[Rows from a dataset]
────────────────

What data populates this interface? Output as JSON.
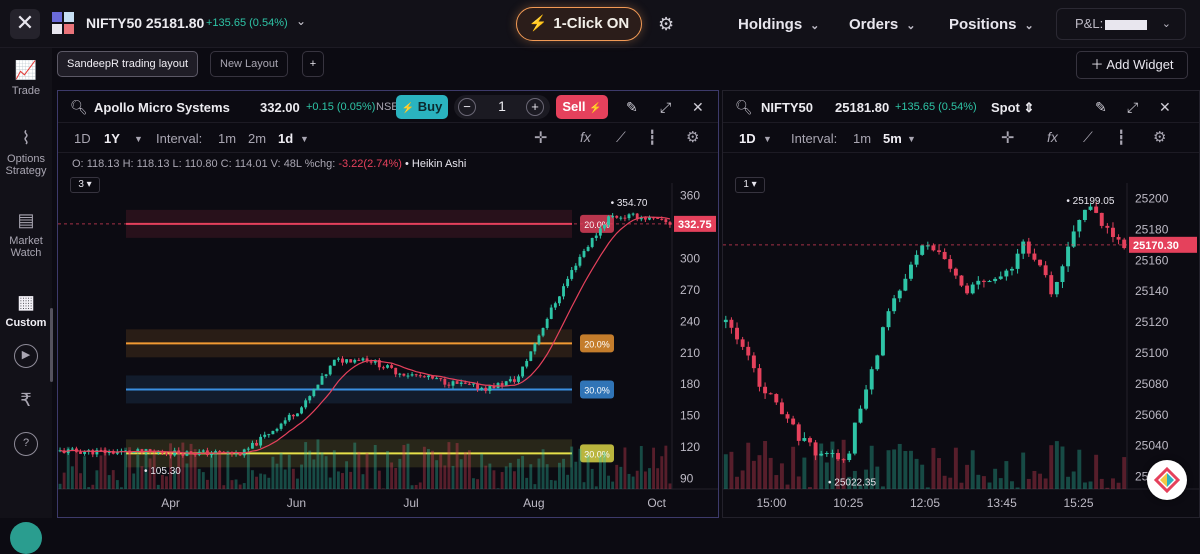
{
  "topbar": {
    "index_name": "NIFTY50 25181.80",
    "index_change": "+135.65 (0.54%)",
    "one_click": "1-Click ON",
    "nav": [
      "Holdings",
      "Orders",
      "Positions"
    ],
    "pnl_label": "P&L:"
  },
  "sidebar": {
    "items": [
      {
        "label": "Trade",
        "icon": "trend-line-icon"
      },
      {
        "label": "Options Strategy",
        "icon": "options-chart-icon"
      },
      {
        "label": "Market Watch",
        "icon": "watchlist-doc-icon"
      },
      {
        "label": "Custom",
        "icon": "layout-icon",
        "active": true
      }
    ],
    "play_icon": "▶",
    "rupee_icon": "₹",
    "help_icon": "?"
  },
  "layouts": {
    "current": "SandeepR trading layout",
    "new": "New Layout",
    "add": "+",
    "add_widget": "Add Widget"
  },
  "panel1": {
    "symbol": "Apollo Micro Systems",
    "price": "332.00",
    "change": "+0.15 (0.05%)",
    "exchange": "NSE",
    "buy": "Buy",
    "sell": "Sell",
    "qty": "1",
    "tf": [
      "1D",
      "1Y"
    ],
    "interval_label": "Interval:",
    "intervals": [
      "1m",
      "2m",
      "1d"
    ],
    "ohlc": {
      "o": "118.13",
      "h": "118.13",
      "l": "110.80",
      "c": "114.01",
      "v": "48L",
      "chg": "-3.22(2.74%)",
      "type": "Heikin Ashi"
    },
    "ohlc_labels": {
      "o": "O:",
      "h": "H:",
      "l": "L:",
      "c": "C:",
      "v": "V:",
      "chg": "%chg:"
    },
    "count": "3"
  },
  "panel2": {
    "symbol": "NIFTY50",
    "price": "25181.80",
    "change": "+135.65 (0.54%)",
    "segment": "Spot",
    "tf": "1D",
    "interval_label": "Interval:",
    "intervals": [
      "1m",
      "5m"
    ],
    "count": "1"
  },
  "chart_data": [
    {
      "type": "candlestick",
      "title": "Apollo Micro Systems",
      "x_ticks": [
        "Apr",
        "Jun",
        "Jul",
        "Aug",
        "Oct"
      ],
      "y_ticks": [
        90,
        120,
        150,
        180,
        210,
        240,
        270,
        300,
        330,
        360
      ],
      "ylim": [
        80,
        372
      ],
      "last_price": "332.75",
      "high_label": "354.70",
      "low_label": "105.30",
      "levels": [
        {
          "value": 333,
          "label": "20.0%",
          "color": "#e5415c"
        },
        {
          "value": 219,
          "label": "20.0%",
          "color": "#f29a33"
        },
        {
          "value": 175,
          "label": "30.0%",
          "color": "#3a8fe0"
        },
        {
          "value": 114,
          "label": "30.0%",
          "color": "#e6e04a"
        }
      ]
    },
    {
      "type": "candlestick",
      "title": "NIFTY50",
      "x_ticks": [
        "15:00",
        "10:25",
        "12:05",
        "13:45",
        "15:25"
      ],
      "y_ticks": [
        25020,
        25040,
        25060,
        25080,
        25100,
        25120,
        25140,
        25160,
        25180,
        25200
      ],
      "ylim": [
        25012,
        25210
      ],
      "last_price": "25170.30",
      "high_label": "25199.05",
      "low_label": "25022.35"
    }
  ]
}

────────────────

GIVEN TASK:
Every entry above should be duplicated exactly. Do not include the images.

COMPLETE RESPONSE:
What data populates this interface? Output as JSON.
{
  "topbar": {
    "index_name": "NIFTY50 25181.80",
    "index_change": "+135.65 (0.54%)",
    "one_click": "1-Click ON",
    "nav": [
      "Holdings",
      "Orders",
      "Positions"
    ],
    "pnl_label": "P&L:"
  },
  "sidebar": {
    "items": [
      {
        "label": "Trade",
        "icon": "trend-line-icon"
      },
      {
        "label": "Options Strategy",
        "icon": "options-chart-icon"
      },
      {
        "label": "Market Watch",
        "icon": "watchlist-doc-icon"
      },
      {
        "label": "Custom",
        "icon": "layout-icon",
        "active": true
      }
    ],
    "play_icon": "▶",
    "rupee_icon": "₹",
    "help_icon": "?"
  },
  "layouts": {
    "current": "SandeepR trading layout",
    "new": "New Layout",
    "add": "+",
    "add_widget": "Add Widget"
  },
  "panel1": {
    "symbol": "Apollo Micro Systems",
    "price": "332.00",
    "change": "+0.15 (0.05%)",
    "exchange": "NSE",
    "buy": "Buy",
    "sell": "Sell",
    "qty": "1",
    "tf": [
      "1D",
      "1Y"
    ],
    "interval_label": "Interval:",
    "intervals": [
      "1m",
      "2m",
      "1d"
    ],
    "ohlc": {
      "o": "118.13",
      "h": "118.13",
      "l": "110.80",
      "c": "114.01",
      "v": "48L",
      "chg": "-3.22(2.74%)",
      "type": "Heikin Ashi"
    },
    "ohlc_labels": {
      "o": "O:",
      "h": "H:",
      "l": "L:",
      "c": "C:",
      "v": "V:",
      "chg": "%chg:"
    },
    "count": "3"
  },
  "panel2": {
    "symbol": "NIFTY50",
    "price": "25181.80",
    "change": "+135.65 (0.54%)",
    "segment": "Spot",
    "tf": "1D",
    "interval_label": "Interval:",
    "intervals": [
      "1m",
      "5m"
    ],
    "count": "1"
  },
  "chart_data": [
    {
      "type": "candlestick",
      "title": "Apollo Micro Systems",
      "x_ticks": [
        "Apr",
        "Jun",
        "Jul",
        "Aug",
        "Oct"
      ],
      "y_ticks": [
        90,
        120,
        150,
        180,
        210,
        240,
        270,
        300,
        330,
        360
      ],
      "ylim": [
        80,
        372
      ],
      "last_price": "332.75",
      "high_label": "354.70",
      "low_label": "105.30",
      "levels": [
        {
          "value": 333,
          "label": "20.0%",
          "color": "#e5415c"
        },
        {
          "value": 219,
          "label": "20.0%",
          "color": "#f29a33"
        },
        {
          "value": 175,
          "label": "30.0%",
          "color": "#3a8fe0"
        },
        {
          "value": 114,
          "label": "30.0%",
          "color": "#e6e04a"
        }
      ]
    },
    {
      "type": "candlestick",
      "title": "NIFTY50",
      "x_ticks": [
        "15:00",
        "10:25",
        "12:05",
        "13:45",
        "15:25"
      ],
      "y_ticks": [
        25020,
        25040,
        25060,
        25080,
        25100,
        25120,
        25140,
        25160,
        25180,
        25200
      ],
      "ylim": [
        25012,
        25210
      ],
      "last_price": "25170.30",
      "high_label": "25199.05",
      "low_label": "25022.35"
    }
  ]
}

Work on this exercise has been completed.